読解文
* * * * *

なお、ライスシャワーのみでは他の用途も存在するため、競走馬のライスシャワーはこちらのタグを使用することを推奨。


概要

※馬齢・レース名は現役当時(旧表記)のもので記す。


'93年 天皇賞(春)

極限まで削ぎ落とした体に、鬼が宿る。

王者・メジロマックイーンの三連覇を阻んだ、漆黒のステイヤー

ヒールか、ヒーローか。悪夢か、奇跡か。

その馬の名は…

― JRAプロモーションCM 「The WINNER 天皇賞(春)編」 より


1989年に生まれ、1995年に死亡した日本の競走馬(92世代)。

1992年の菊花賞でミホノブルボン無敗クラシック三冠達成を、1993年天皇賞(春)にてメジロマックイーン同レース三連覇を、それぞれレコードタイムで阻止したことから「関東の黒い刺客」「レコードブレイカー」などの二つ名で呼ばれた。

その後成績は低迷するも、7歳(現6歳)時の1995年に挑んだ天皇賞(春)にて2年ぶりに勝利。同年の宝塚記念のファン人気投票で1位となり同レースに出走するも、レース中に故障を発生して予後不良の診断が下され、安楽死処置を受けた。


前に挙げた有力馬二頭、特に長距離レースに於いて現在も最強と謳われるメジロマックイーンを破った程の長距離レースに於ける高い実力や、そのドラマチックな経歴や悲劇的な最期などから現在に至るまで人気の高い競走馬の一角となっている。

* * * * *

データ抜粋
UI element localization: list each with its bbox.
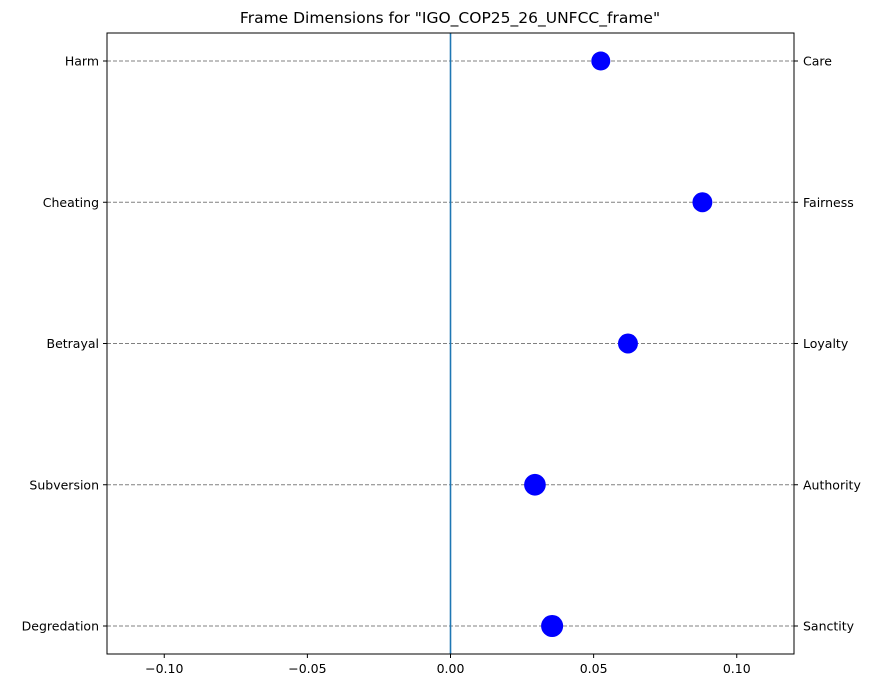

* * * * *

ライスシャワーについての読解文から「ヒールか、ヒーローか。悪夢か、奇跡か。」で始まり「下され、安楽死処置を受けた。」までの部分を、「レコードタイム」を「コースレコード」に変えて書き直してください。

模範解答
ヒールか、ヒーローか。悪夢か、奇跡か。

その馬の名は…

― JRAプロモーションCM 「The WINNER 天皇賞(春)編」 より


1989年に生まれ、1995年に死亡した日本の競走馬(92世代)。

1992年の菊花賞でミホノブルボン無敗クラシック三冠達成を、1993年天皇賞(春)にてメジロマックイーン同レース三連覇を、それぞれコースレコードで阻止したことから「関東の黒い刺客」「レコードブレイカー」などの二つ名で呼ばれた。

その後成績は低迷するも、7歳(現6歳)時の1995年に挑んだ天皇賞(春)にて2年ぶりに勝利。同年の宝塚記念のファン人気投票で1位となり同レースに出走するも、レース中に故障を発生して予後不良の診断が下され、安楽死処置を受けた。